● **Goal**
Output the entries below exactly as written, omitting pictures.

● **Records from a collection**
-=-=-

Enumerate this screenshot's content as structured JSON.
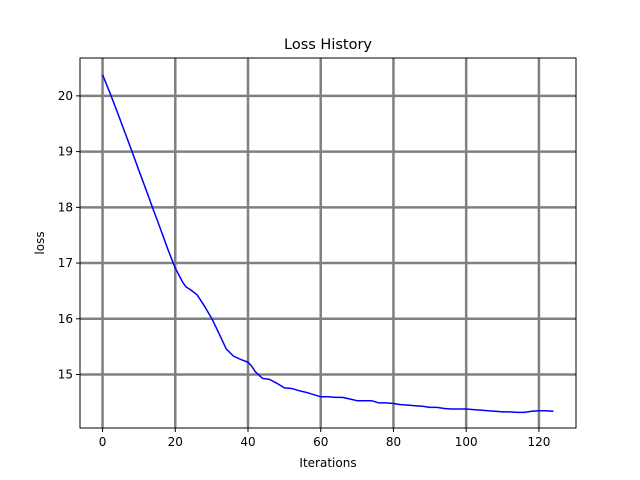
{
  "chart_data": {
    "type": "line",
    "title": "Loss History",
    "xlabel": "Iterations",
    "ylabel": "loss",
    "xlim": [
      -6.2,
      130.2
    ],
    "ylim": [
      14.04,
      20.68
    ],
    "x_ticks": [
      0,
      20,
      40,
      60,
      80,
      100,
      120
    ],
    "y_ticks": [
      15,
      16,
      17,
      18,
      19,
      20
    ],
    "grid": true,
    "grid_color": "#808080",
    "line_color": "#0000ff",
    "series": [
      {
        "x": [
          0,
          2,
          4,
          6,
          8,
          10,
          12,
          14,
          16,
          18,
          20,
          22,
          23,
          24,
          26,
          28,
          30,
          32,
          34,
          36,
          38,
          40,
          41,
          42,
          44,
          46,
          48,
          50,
          52,
          54,
          56,
          58,
          60,
          62,
          64,
          66,
          68,
          70,
          72,
          74,
          76,
          78,
          80,
          82,
          84,
          86,
          88,
          90,
          92,
          94,
          96,
          98,
          100,
          102,
          104,
          106,
          108,
          110,
          112,
          114,
          116,
          118,
          120,
          122,
          124
        ],
        "y": [
          20.38,
          20.06,
          19.72,
          19.37,
          19.02,
          18.66,
          18.31,
          17.95,
          17.6,
          17.24,
          16.91,
          16.66,
          16.57,
          16.53,
          16.43,
          16.23,
          16.01,
          15.74,
          15.46,
          15.33,
          15.27,
          15.22,
          15.15,
          15.05,
          14.93,
          14.91,
          14.84,
          14.76,
          14.75,
          14.71,
          14.68,
          14.64,
          14.6,
          14.6,
          14.59,
          14.59,
          14.56,
          14.53,
          14.53,
          14.53,
          14.49,
          14.49,
          14.48,
          14.46,
          14.45,
          14.44,
          14.43,
          14.41,
          14.41,
          14.39,
          14.38,
          14.38,
          14.38,
          14.37,
          14.36,
          14.35,
          14.34,
          14.33,
          14.33,
          14.32,
          14.32,
          14.34,
          14.35,
          14.35,
          14.34
        ]
      }
    ]
  }
}
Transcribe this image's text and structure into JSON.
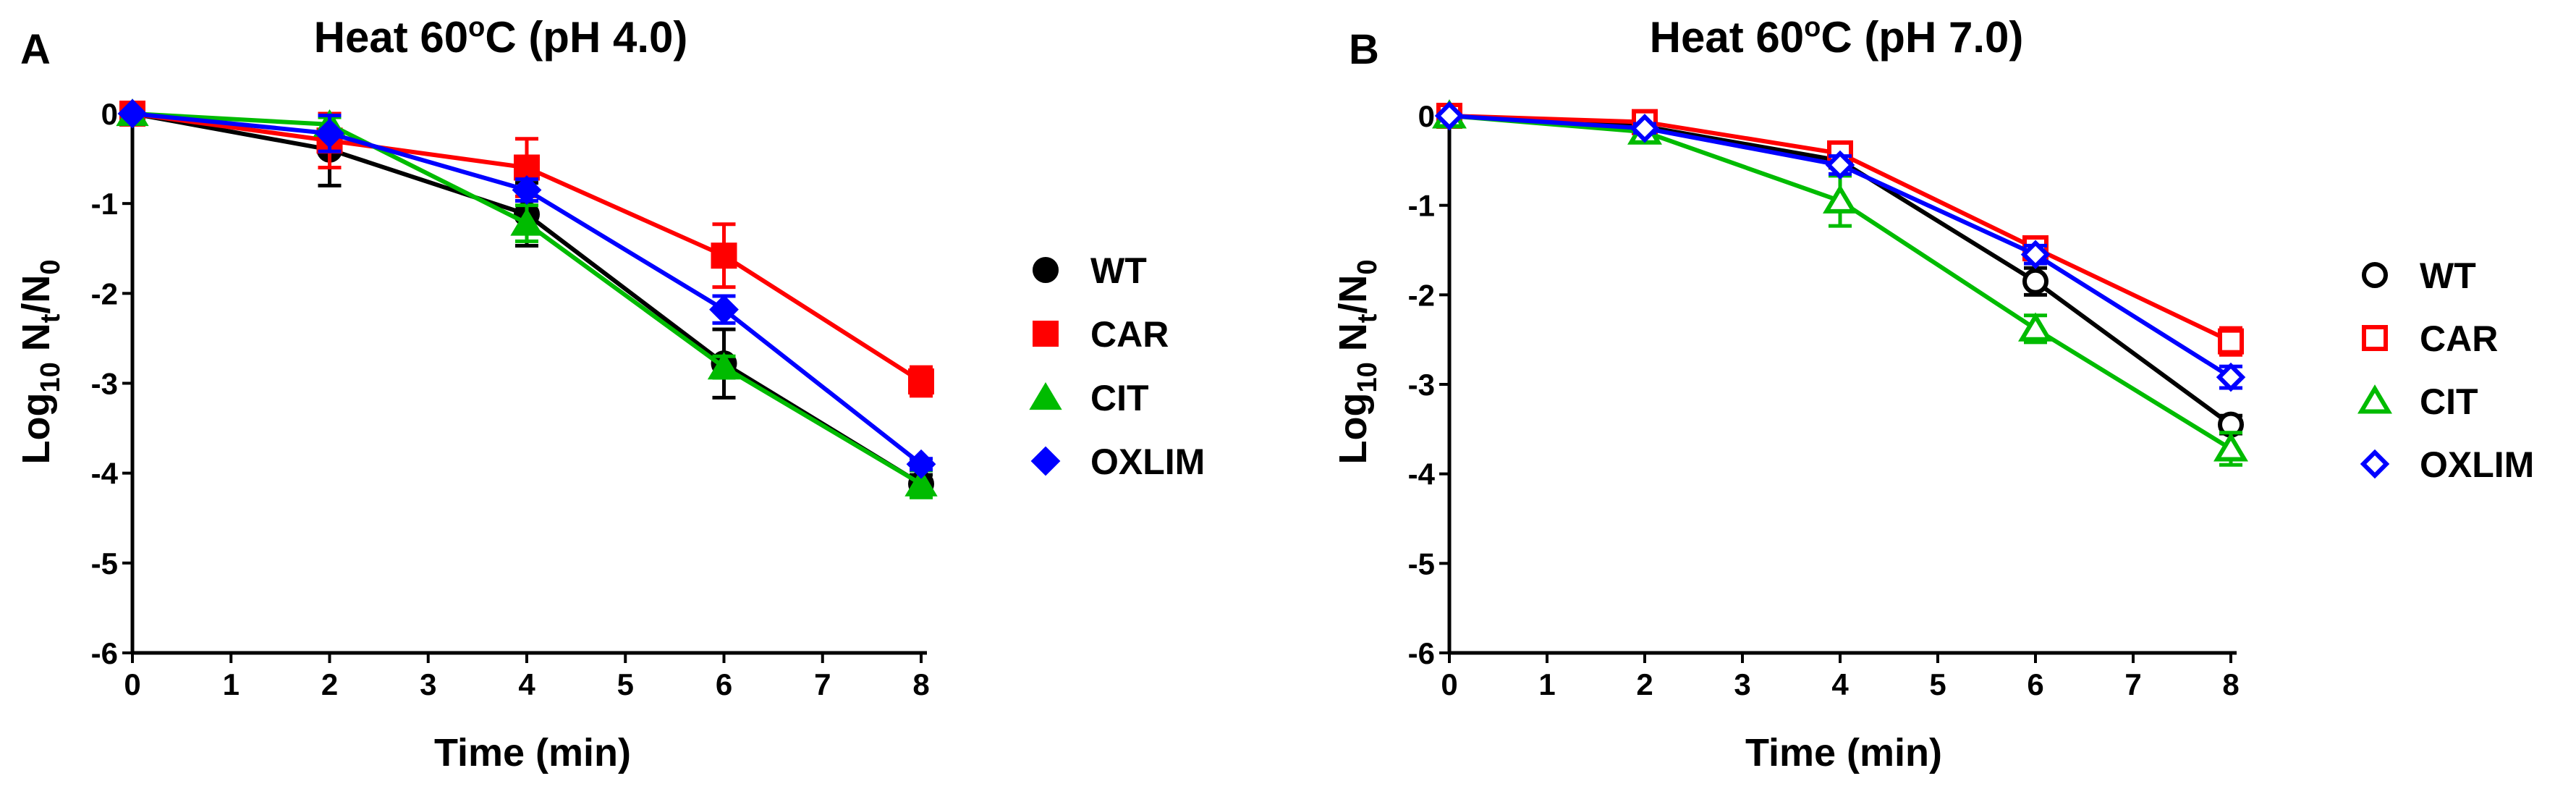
{
  "chart_data": [
    {
      "panel": "A",
      "type": "line",
      "title_prefix": "Heat 60",
      "title_degree": "o",
      "title_suffix": "C (pH 4.0)",
      "xlabel": "Time (min)",
      "ylabel_prefix": "Log",
      "ylabel_sub1": "10",
      "ylabel_mid": " N",
      "ylabel_sub2": "t",
      "ylabel_slash": "/N",
      "ylabel_sub3": "0",
      "xlim": [
        0,
        8
      ],
      "ylim": [
        -6,
        0
      ],
      "xticks": [
        "0",
        "1",
        "2",
        "3",
        "4",
        "5",
        "6",
        "7",
        "8"
      ],
      "yticks": [
        "0",
        "-1",
        "-2",
        "-3",
        "-4",
        "-5",
        "-6"
      ],
      "legend_position": "right",
      "series": [
        {
          "name": "WT",
          "color": "#000000",
          "marker": "circle",
          "filled": true,
          "x": [
            0,
            2,
            4,
            6,
            8
          ],
          "y": [
            0,
            -0.4,
            -1.12,
            -2.78,
            -4.12
          ],
          "err": [
            0,
            0.4,
            0.35,
            0.38,
            0.1
          ]
        },
        {
          "name": "CAR",
          "color": "#ff0000",
          "marker": "square",
          "filled": true,
          "x": [
            0,
            2,
            4,
            6,
            8
          ],
          "y": [
            0,
            -0.3,
            -0.6,
            -1.58,
            -2.98
          ],
          "err": [
            0,
            0.3,
            0.32,
            0.35,
            0.16
          ]
        },
        {
          "name": "CIT",
          "color": "#00bb00",
          "marker": "triangle",
          "filled": true,
          "x": [
            0,
            2,
            4,
            6,
            8
          ],
          "y": [
            0,
            -0.12,
            -1.22,
            -2.82,
            -4.12
          ],
          "err": [
            0,
            0.08,
            0.2,
            0.12,
            0.15
          ]
        },
        {
          "name": "OXLIM",
          "color": "#0000ff",
          "marker": "diamond",
          "filled": true,
          "x": [
            0,
            2,
            4,
            6,
            8
          ],
          "y": [
            0,
            -0.22,
            -0.85,
            -2.18,
            -3.9
          ],
          "err": [
            0,
            0.2,
            0.12,
            0.15,
            0.06
          ]
        }
      ]
    },
    {
      "panel": "B",
      "type": "line",
      "title_prefix": "Heat 60",
      "title_degree": "o",
      "title_suffix": "C (pH 7.0)",
      "xlabel": "Time (min)",
      "ylabel_prefix": "Log",
      "ylabel_sub1": "10",
      "ylabel_mid": " N",
      "ylabel_sub2": "t",
      "ylabel_slash": "/N",
      "ylabel_sub3": "0",
      "xlim": [
        0,
        8
      ],
      "ylim": [
        -6,
        0
      ],
      "xticks": [
        "0",
        "1",
        "2",
        "3",
        "4",
        "5",
        "6",
        "7",
        "8"
      ],
      "yticks": [
        "0",
        "-1",
        "-2",
        "-3",
        "-4",
        "-5",
        "-6"
      ],
      "legend_position": "right",
      "series": [
        {
          "name": "WT",
          "color": "#000000",
          "marker": "circle",
          "filled": false,
          "x": [
            0,
            2,
            4,
            6,
            8
          ],
          "y": [
            0,
            -0.12,
            -0.5,
            -1.85,
            -3.45
          ],
          "err": [
            0,
            0.05,
            0.08,
            0.15,
            0.1
          ]
        },
        {
          "name": "CAR",
          "color": "#ff0000",
          "marker": "square",
          "filled": false,
          "x": [
            0,
            2,
            4,
            6,
            8
          ],
          "y": [
            0,
            -0.07,
            -0.42,
            -1.48,
            -2.52
          ],
          "err": [
            0,
            0.05,
            0.08,
            0.1,
            0.15
          ]
        },
        {
          "name": "CIT",
          "color": "#00bb00",
          "marker": "triangle",
          "filled": false,
          "x": [
            0,
            2,
            4,
            6,
            8
          ],
          "y": [
            0,
            -0.18,
            -0.95,
            -2.38,
            -3.72
          ],
          "err": [
            0,
            0.06,
            0.28,
            0.15,
            0.18
          ]
        },
        {
          "name": "OXLIM",
          "color": "#0000ff",
          "marker": "diamond",
          "filled": false,
          "x": [
            0,
            2,
            4,
            6,
            8
          ],
          "y": [
            0,
            -0.14,
            -0.55,
            -1.55,
            -2.92
          ],
          "err": [
            0,
            0.05,
            0.1,
            0.1,
            0.12
          ]
        }
      ]
    }
  ]
}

-=-=-

● **Response**
Enumerate this screenshot's content as structured JSON.
{
  "chart_data": {
    "type": "line",
    "title": "Loss History",
    "xlabel": "Iterations",
    "ylabel": "loss",
    "xlim": [
      -6.2,
      130.2
    ],
    "ylim": [
      14.04,
      20.68
    ],
    "x_ticks": [
      0,
      20,
      40,
      60,
      80,
      100,
      120
    ],
    "y_ticks": [
      15,
      16,
      17,
      18,
      19,
      20
    ],
    "grid": true,
    "grid_color": "#808080",
    "line_color": "#0000ff",
    "series": [
      {
        "x": [
          0,
          2,
          4,
          6,
          8,
          10,
          12,
          14,
          16,
          18,
          20,
          22,
          23,
          24,
          26,
          28,
          30,
          32,
          34,
          36,
          38,
          40,
          41,
          42,
          44,
          46,
          48,
          50,
          52,
          54,
          56,
          58,
          60,
          62,
          64,
          66,
          68,
          70,
          72,
          74,
          76,
          78,
          80,
          82,
          84,
          86,
          88,
          90,
          92,
          94,
          96,
          98,
          100,
          102,
          104,
          106,
          108,
          110,
          112,
          114,
          116,
          118,
          120,
          122,
          124
        ],
        "y": [
          20.38,
          20.06,
          19.72,
          19.37,
          19.02,
          18.66,
          18.31,
          17.95,
          17.6,
          17.24,
          16.91,
          16.66,
          16.57,
          16.53,
          16.43,
          16.23,
          16.01,
          15.74,
          15.46,
          15.33,
          15.27,
          15.22,
          15.15,
          15.05,
          14.93,
          14.91,
          14.84,
          14.76,
          14.75,
          14.71,
          14.68,
          14.64,
          14.6,
          14.6,
          14.59,
          14.59,
          14.56,
          14.53,
          14.53,
          14.53,
          14.49,
          14.49,
          14.48,
          14.46,
          14.45,
          14.44,
          14.43,
          14.41,
          14.41,
          14.39,
          14.38,
          14.38,
          14.38,
          14.37,
          14.36,
          14.35,
          14.34,
          14.33,
          14.33,
          14.32,
          14.32,
          14.34,
          14.35,
          14.35,
          14.34
        ]
      }
    ]
  }
}
Transcribe this image's text and structure into JSON.
{
  "chart_data": [
    {
      "panel": "A",
      "type": "line",
      "title_prefix": "Heat 60",
      "title_degree": "o",
      "title_suffix": "C (pH 4.0)",
      "xlabel": "Time (min)",
      "ylabel_prefix": "Log",
      "ylabel_sub1": "10",
      "ylabel_mid": " N",
      "ylabel_sub2": "t",
      "ylabel_slash": "/N",
      "ylabel_sub3": "0",
      "xlim": [
        0,
        8
      ],
      "ylim": [
        -6,
        0
      ],
      "xticks": [
        "0",
        "1",
        "2",
        "3",
        "4",
        "5",
        "6",
        "7",
        "8"
      ],
      "yticks": [
        "0",
        "-1",
        "-2",
        "-3",
        "-4",
        "-5",
        "-6"
      ],
      "legend_position": "right",
      "series": [
        {
          "name": "WT",
          "color": "#000000",
          "marker": "circle",
          "filled": true,
          "x": [
            0,
            2,
            4,
            6,
            8
          ],
          "y": [
            0,
            -0.4,
            -1.12,
            -2.78,
            -4.12
          ],
          "err": [
            0,
            0.4,
            0.35,
            0.38,
            0.1
          ]
        },
        {
          "name": "CAR",
          "color": "#ff0000",
          "marker": "square",
          "filled": true,
          "x": [
            0,
            2,
            4,
            6,
            8
          ],
          "y": [
            0,
            -0.3,
            -0.6,
            -1.58,
            -2.98
          ],
          "err": [
            0,
            0.3,
            0.32,
            0.35,
            0.16
          ]
        },
        {
          "name": "CIT",
          "color": "#00bb00",
          "marker": "triangle",
          "filled": true,
          "x": [
            0,
            2,
            4,
            6,
            8
          ],
          "y": [
            0,
            -0.12,
            -1.22,
            -2.82,
            -4.12
          ],
          "err": [
            0,
            0.08,
            0.2,
            0.12,
            0.15
          ]
        },
        {
          "name": "OXLIM",
          "color": "#0000ff",
          "marker": "diamond",
          "filled": true,
          "x": [
            0,
            2,
            4,
            6,
            8
          ],
          "y": [
            0,
            -0.22,
            -0.85,
            -2.18,
            -3.9
          ],
          "err": [
            0,
            0.2,
            0.12,
            0.15,
            0.06
          ]
        }
      ]
    },
    {
      "panel": "B",
      "type": "line",
      "title_prefix": "Heat 60",
      "title_degree": "o",
      "title_suffix": "C (pH 7.0)",
      "xlabel": "Time (min)",
      "ylabel_prefix": "Log",
      "ylabel_sub1": "10",
      "ylabel_mid": " N",
      "ylabel_sub2": "t",
      "ylabel_slash": "/N",
      "ylabel_sub3": "0",
      "xlim": [
        0,
        8
      ],
      "ylim": [
        -6,
        0
      ],
      "xticks": [
        "0",
        "1",
        "2",
        "3",
        "4",
        "5",
        "6",
        "7",
        "8"
      ],
      "yticks": [
        "0",
        "-1",
        "-2",
        "-3",
        "-4",
        "-5",
        "-6"
      ],
      "legend_position": "right",
      "series": [
        {
          "name": "WT",
          "color": "#000000",
          "marker": "circle",
          "filled": false,
          "x": [
            0,
            2,
            4,
            6,
            8
          ],
          "y": [
            0,
            -0.12,
            -0.5,
            -1.85,
            -3.45
          ],
          "err": [
            0,
            0.05,
            0.08,
            0.15,
            0.1
          ]
        },
        {
          "name": "CAR",
          "color": "#ff0000",
          "marker": "square",
          "filled": false,
          "x": [
            0,
            2,
            4,
            6,
            8
          ],
          "y": [
            0,
            -0.07,
            -0.42,
            -1.48,
            -2.52
          ],
          "err": [
            0,
            0.05,
            0.08,
            0.1,
            0.15
          ]
        },
        {
          "name": "CIT",
          "color": "#00bb00",
          "marker": "triangle",
          "filled": false,
          "x": [
            0,
            2,
            4,
            6,
            8
          ],
          "y": [
            0,
            -0.18,
            -0.95,
            -2.38,
            -3.72
          ],
          "err": [
            0,
            0.06,
            0.28,
            0.15,
            0.18
          ]
        },
        {
          "name": "OXLIM",
          "color": "#0000ff",
          "marker": "diamond",
          "filled": false,
          "x": [
            0,
            2,
            4,
            6,
            8
          ],
          "y": [
            0,
            -0.14,
            -0.55,
            -1.55,
            -2.92
          ],
          "err": [
            0,
            0.05,
            0.1,
            0.1,
            0.12
          ]
        }
      ]
    }
  ]
}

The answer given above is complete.